**TASK DIRECTIONS:**
Transcribe each record below word for word.

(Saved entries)
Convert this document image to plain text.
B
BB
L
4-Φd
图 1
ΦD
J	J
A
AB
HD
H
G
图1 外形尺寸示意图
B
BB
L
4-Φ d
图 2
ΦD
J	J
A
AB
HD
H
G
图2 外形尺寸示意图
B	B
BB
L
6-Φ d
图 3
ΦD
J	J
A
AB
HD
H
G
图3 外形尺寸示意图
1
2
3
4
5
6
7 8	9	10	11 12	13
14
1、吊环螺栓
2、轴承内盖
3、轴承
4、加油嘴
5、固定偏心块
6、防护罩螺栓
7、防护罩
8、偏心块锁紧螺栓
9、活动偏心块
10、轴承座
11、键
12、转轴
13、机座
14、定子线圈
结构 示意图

**RESPONSE:**
Convert this document image to plain text.
B
BB
L
4-Φd
图 1
ΦD
J	J
A
AB
HD
H
G
图1 外形尺寸示意图
B
BB
L
4-Φ d
图 2
ΦD
J	J
A
AB
HD
H
G
图2 外形尺寸示意图
B	B
BB
L
6-Φ d
图 3
ΦD
J	J
A
AB
HD
H
G
图3 外形尺寸示意图
1
2
3
4
5
6
7 8	9	10	11 12	13
14
1、吊环螺栓
2、轴承内盖
3、轴承
4、加油嘴
5、固定偏心块
6、防护罩螺栓
7、防护罩
8、偏心块锁紧螺栓
9、活动偏心块
10、轴承座
11、键
12、转轴
13、机座
14、定子线圈
结构 示意图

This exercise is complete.